-- Start of Data to use --

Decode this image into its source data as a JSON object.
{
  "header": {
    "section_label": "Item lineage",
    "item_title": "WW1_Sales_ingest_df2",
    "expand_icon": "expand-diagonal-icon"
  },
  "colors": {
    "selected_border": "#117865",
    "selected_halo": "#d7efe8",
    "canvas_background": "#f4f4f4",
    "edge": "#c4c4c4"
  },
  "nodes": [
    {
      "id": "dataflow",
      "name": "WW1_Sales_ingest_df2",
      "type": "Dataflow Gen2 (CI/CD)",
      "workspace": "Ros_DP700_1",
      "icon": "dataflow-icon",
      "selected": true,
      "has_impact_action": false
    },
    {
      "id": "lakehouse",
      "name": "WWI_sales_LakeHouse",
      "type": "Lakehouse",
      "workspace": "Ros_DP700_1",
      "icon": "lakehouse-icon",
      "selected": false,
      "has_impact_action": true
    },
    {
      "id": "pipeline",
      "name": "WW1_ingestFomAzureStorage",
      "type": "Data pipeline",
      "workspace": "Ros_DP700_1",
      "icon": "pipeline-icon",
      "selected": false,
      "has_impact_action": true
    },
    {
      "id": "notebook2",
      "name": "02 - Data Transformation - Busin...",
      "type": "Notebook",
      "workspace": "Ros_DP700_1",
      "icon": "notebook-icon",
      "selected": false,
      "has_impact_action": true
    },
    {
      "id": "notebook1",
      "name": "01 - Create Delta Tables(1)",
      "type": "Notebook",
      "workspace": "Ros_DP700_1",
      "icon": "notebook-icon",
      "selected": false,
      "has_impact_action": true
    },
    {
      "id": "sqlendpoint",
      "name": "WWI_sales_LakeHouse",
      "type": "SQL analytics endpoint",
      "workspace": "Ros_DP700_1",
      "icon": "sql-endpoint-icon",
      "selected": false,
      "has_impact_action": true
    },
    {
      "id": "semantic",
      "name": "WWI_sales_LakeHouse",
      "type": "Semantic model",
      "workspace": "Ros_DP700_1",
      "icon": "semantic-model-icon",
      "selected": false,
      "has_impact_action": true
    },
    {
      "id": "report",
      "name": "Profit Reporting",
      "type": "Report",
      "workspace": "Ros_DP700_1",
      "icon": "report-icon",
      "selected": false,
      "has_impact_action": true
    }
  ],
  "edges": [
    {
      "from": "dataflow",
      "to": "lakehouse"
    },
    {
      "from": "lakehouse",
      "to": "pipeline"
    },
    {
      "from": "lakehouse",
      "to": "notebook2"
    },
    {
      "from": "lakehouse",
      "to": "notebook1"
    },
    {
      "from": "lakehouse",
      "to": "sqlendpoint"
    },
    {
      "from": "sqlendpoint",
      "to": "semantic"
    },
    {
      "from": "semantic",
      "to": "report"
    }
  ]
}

-- End of Data to use --

### Direction
Extract the listing in its entirety and repeat it exactly.

### Expected answer
Decode this image into its source data as a JSON object.
{
  "header": {
    "section_label": "Item lineage",
    "item_title": "WW1_Sales_ingest_df2",
    "expand_icon": "expand-diagonal-icon"
  },
  "colors": {
    "selected_border": "#117865",
    "selected_halo": "#d7efe8",
    "canvas_background": "#f4f4f4",
    "edge": "#c4c4c4"
  },
  "nodes": [
    {
      "id": "dataflow",
      "name": "WW1_Sales_ingest_df2",
      "type": "Dataflow Gen2 (CI/CD)",
      "workspace": "Ros_DP700_1",
      "icon": "dataflow-icon",
      "selected": true,
      "has_impact_action": false
    },
    {
      "id": "lakehouse",
      "name": "WWI_sales_LakeHouse",
      "type": "Lakehouse",
      "workspace": "Ros_DP700_1",
      "icon": "lakehouse-icon",
      "selected": false,
      "has_impact_action": true
    },
    {
      "id": "pipeline",
      "name": "WW1_ingestFomAzureStorage",
      "type": "Data pipeline",
      "workspace": "Ros_DP700_1",
      "icon": "pipeline-icon",
      "selected": false,
      "has_impact_action": true
    },
    {
      "id": "notebook2",
      "name": "02 - Data Transformation - Busin...",
      "type": "Notebook",
      "workspace": "Ros_DP700_1",
      "icon": "notebook-icon",
      "selected": false,
      "has_impact_action": true
    },
    {
      "id": "notebook1",
      "name": "01 - Create Delta Tables(1)",
      "type": "Notebook",
      "workspace": "Ros_DP700_1",
      "icon": "notebook-icon",
      "selected": false,
      "has_impact_action": true
    },
    {
      "id": "sqlendpoint",
      "name": "WWI_sales_LakeHouse",
      "type": "SQL analytics endpoint",
      "workspace": "Ros_DP700_1",
      "icon": "sql-endpoint-icon",
      "selected": false,
      "has_impact_action": true
    },
    {
      "id": "semantic",
      "name": "WWI_sales_LakeHouse",
      "type": "Semantic model",
      "workspace": "Ros_DP700_1",
      "icon": "semantic-model-icon",
      "selected": false,
      "has_impact_action": true
    },
    {
      "id": "report",
      "name": "Profit Reporting",
      "type": "Report",
      "workspace": "Ros_DP700_1",
      "icon": "report-icon",
      "selected": false,
      "has_impact_action": true
    }
  ],
  "edges": [
    {
      "from": "dataflow",
      "to": "lakehouse"
    },
    {
      "from": "lakehouse",
      "to": "pipeline"
    },
    {
      "from": "lakehouse",
      "to": "notebook2"
    },
    {
      "from": "lakehouse",
      "to": "notebook1"
    },
    {
      "from": "lakehouse",
      "to": "sqlendpoint"
    },
    {
      "from": "sqlendpoint",
      "to": "semantic"
    },
    {
      "from": "semantic",
      "to": "report"
    }
  ]
}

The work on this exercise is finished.